TASK OBJECTIVE:
Write the material out again exactly.

------ RECORDS SUPPLIED

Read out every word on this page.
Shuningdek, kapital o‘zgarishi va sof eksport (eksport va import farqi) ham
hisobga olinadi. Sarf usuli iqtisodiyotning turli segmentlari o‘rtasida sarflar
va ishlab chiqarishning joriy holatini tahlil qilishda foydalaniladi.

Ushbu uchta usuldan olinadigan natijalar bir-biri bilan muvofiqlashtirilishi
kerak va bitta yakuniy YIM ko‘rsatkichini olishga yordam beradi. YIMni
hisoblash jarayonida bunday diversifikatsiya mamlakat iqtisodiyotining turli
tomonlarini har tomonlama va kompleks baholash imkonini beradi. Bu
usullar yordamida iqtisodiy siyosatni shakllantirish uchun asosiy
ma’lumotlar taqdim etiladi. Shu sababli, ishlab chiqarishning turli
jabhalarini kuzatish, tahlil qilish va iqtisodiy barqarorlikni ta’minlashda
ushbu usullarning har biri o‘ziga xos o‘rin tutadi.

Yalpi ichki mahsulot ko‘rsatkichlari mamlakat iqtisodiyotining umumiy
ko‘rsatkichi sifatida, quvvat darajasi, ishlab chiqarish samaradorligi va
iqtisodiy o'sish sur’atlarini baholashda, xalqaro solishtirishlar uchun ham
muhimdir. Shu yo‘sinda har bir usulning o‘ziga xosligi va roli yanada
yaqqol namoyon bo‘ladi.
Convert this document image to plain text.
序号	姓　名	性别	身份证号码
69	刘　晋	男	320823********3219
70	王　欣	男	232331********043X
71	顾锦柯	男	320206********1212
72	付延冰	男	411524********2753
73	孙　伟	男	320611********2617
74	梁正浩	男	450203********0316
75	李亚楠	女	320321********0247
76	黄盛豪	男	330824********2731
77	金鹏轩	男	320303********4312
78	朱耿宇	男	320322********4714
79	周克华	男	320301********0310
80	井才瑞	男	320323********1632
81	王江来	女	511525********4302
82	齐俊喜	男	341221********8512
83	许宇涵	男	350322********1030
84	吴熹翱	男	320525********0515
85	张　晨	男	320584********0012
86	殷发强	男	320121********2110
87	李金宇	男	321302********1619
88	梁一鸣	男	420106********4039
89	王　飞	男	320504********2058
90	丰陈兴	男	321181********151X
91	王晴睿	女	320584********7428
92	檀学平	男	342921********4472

------------

RESPONSE TO THIS TASK:
Read out every word on this page.
Shuningdek, kapital o‘zgarishi va sof eksport (eksport va import farqi) ham
hisobga olinadi. Sarf usuli iqtisodiyotning turli segmentlari o‘rtasida sarflar
va ishlab chiqarishning joriy holatini tahlil qilishda foydalaniladi.

Ushbu uchta usuldan olinadigan natijalar bir-biri bilan muvofiqlashtirilishi
kerak va bitta yakuniy YIM ko‘rsatkichini olishga yordam beradi. YIMni
hisoblash jarayonida bunday diversifikatsiya mamlakat iqtisodiyotining turli
tomonlarini har tomonlama va kompleks baholash imkonini beradi. Bu
usullar yordamida iqtisodiy siyosatni shakllantirish uchun asosiy
ma’lumotlar taqdim etiladi. Shu sababli, ishlab chiqarishning turli
jabhalarini kuzatish, tahlil qilish va iqtisodiy barqarorlikni ta’minlashda
ushbu usullarning har biri o‘ziga xos o‘rin tutadi.

Yalpi ichki mahsulot ko‘rsatkichlari mamlakat iqtisodiyotining umumiy
ko‘rsatkichi sifatida, quvvat darajasi, ishlab chiqarish samaradorligi va
iqtisodiy o'sish sur’atlarini baholashda, xalqaro solishtirishlar uchun ham
muhimdir. Shu yo‘sinda har bir usulning o‘ziga xosligi va roli yanada
yaqqol namoyon bo‘ladi.
Convert this document image to plain text.
序号	姓　名	性别	身份证号码
69	刘　晋	男	320823********3219
70	王　欣	男	232331********043X
71	顾锦柯	男	320206********1212
72	付延冰	男	411524********2753
73	孙　伟	男	320611********2617
74	梁正浩	男	450203********0316
75	李亚楠	女	320321********0247
76	黄盛豪	男	330824********2731
77	金鹏轩	男	320303********4312
78	朱耿宇	男	320322********4714
79	周克华	男	320301********0310
80	井才瑞	男	320323********1632
81	王江来	女	511525********4302
82	齐俊喜	男	341221********8512
83	许宇涵	男	350322********1030
84	吴熹翱	男	320525********0515
85	张　晨	男	320584********0012
86	殷发强	男	320121********2110
87	李金宇	男	321302********1619
88	梁一鸣	男	420106********4039
89	王　飞	男	320504********2058
90	丰陈兴	男	321181********151X
91	王晴睿	女	320584********7428
92	檀学平	男	342921********4472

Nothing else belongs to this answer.